-- begin --

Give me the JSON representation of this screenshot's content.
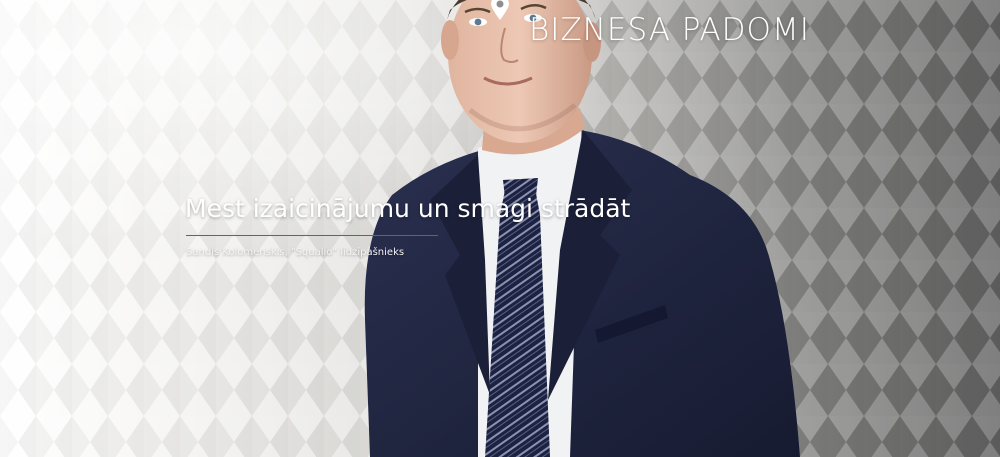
{
  "brand": {
    "title": "BIZNESA PADOMI",
    "icon": "map-pin-icon",
    "color": "#ffffff"
  },
  "article": {
    "headline": "Mest izaicinājumu un smagi strādāt",
    "byline": "Sandis Kolomenskis, \"Squalio\" līdzīpašnieks",
    "accent_color": "#c73a3c"
  }
}
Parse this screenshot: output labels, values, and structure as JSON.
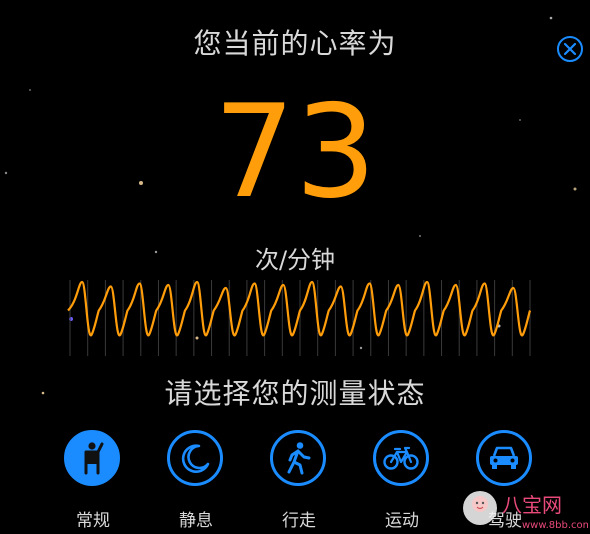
{
  "header": {
    "title": "您当前的心率为"
  },
  "heart_rate": {
    "value": "73",
    "unit": "次/分钟"
  },
  "waveform": {
    "peaks": 16,
    "color": "#ff9d0a"
  },
  "state_prompt": "请选择您的测量状态",
  "modes": [
    {
      "label": "常规",
      "icon": "standing-person-icon",
      "active": true
    },
    {
      "label": "静息",
      "icon": "moon-icon",
      "active": false
    },
    {
      "label": "行走",
      "icon": "walking-person-icon",
      "active": false
    },
    {
      "label": "运动",
      "icon": "bicycle-icon",
      "active": false
    },
    {
      "label": "驾驶",
      "icon": "car-icon",
      "active": false
    }
  ],
  "watermark": {
    "brand": "八宝网",
    "url": "www.8bb.com"
  },
  "colors": {
    "accent": "#1a8cff",
    "value": "#ff9d0a",
    "background": "#000000"
  }
}
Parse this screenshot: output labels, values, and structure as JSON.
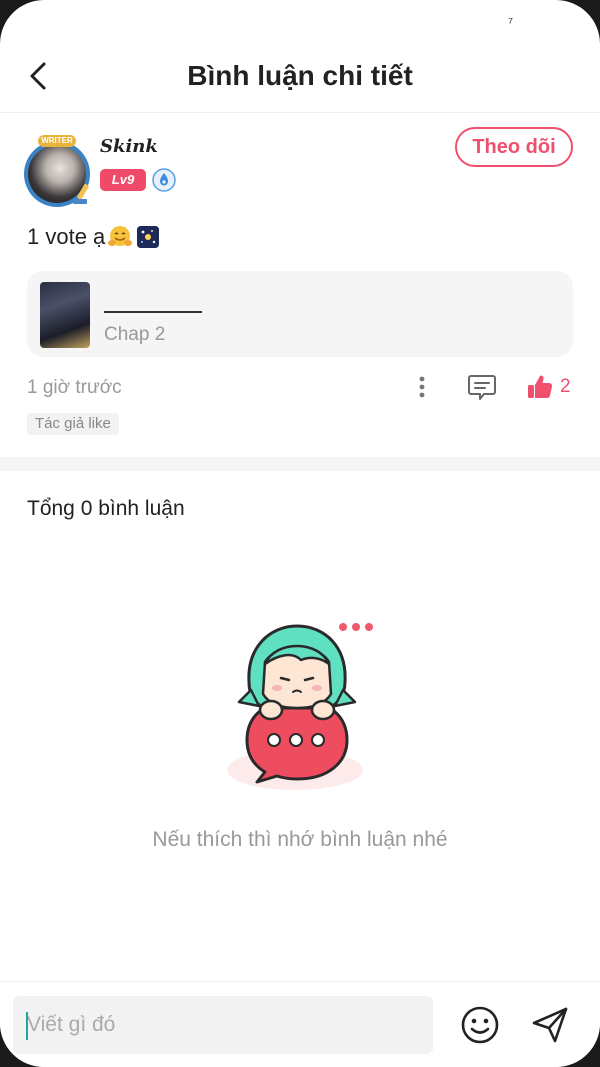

-- end --

Problem requirements → Quote the full listing above word for word; exclude every picture from the copy.

Result →
Give me the JSON representation of this screenshot's content.
{
  "brand": {
    "title": "BIZNESA PADOMI",
    "icon": "map-pin-icon",
    "color": "#ffffff"
  },
  "article": {
    "headline": "Mest izaicinājumu un smagi strādāt",
    "byline": "Sandis Kolomenskis, \"Squalio\" līdzīpašnieks",
    "accent_color": "#c73a3c"
  }
}
Parse this screenshot: output labels, values, and structure as JSON.
{
  "header": {
    "title": "您当前的心率为"
  },
  "heart_rate": {
    "value": "73",
    "unit": "次/分钟"
  },
  "waveform": {
    "peaks": 16,
    "color": "#ff9d0a"
  },
  "state_prompt": "请选择您的测量状态",
  "modes": [
    {
      "label": "常规",
      "icon": "standing-person-icon",
      "active": true
    },
    {
      "label": "静息",
      "icon": "moon-icon",
      "active": false
    },
    {
      "label": "行走",
      "icon": "walking-person-icon",
      "active": false
    },
    {
      "label": "运动",
      "icon": "bicycle-icon",
      "active": false
    },
    {
      "label": "驾驶",
      "icon": "car-icon",
      "active": false
    }
  ],
  "watermark": {
    "brand": "八宝网",
    "url": "www.8bb.com"
  },
  "colors": {
    "accent": "#1a8cff",
    "value": "#ff9d0a",
    "background": "#000000"
  }
}
Parse this screenshot: output labels, values, and structure as JSON.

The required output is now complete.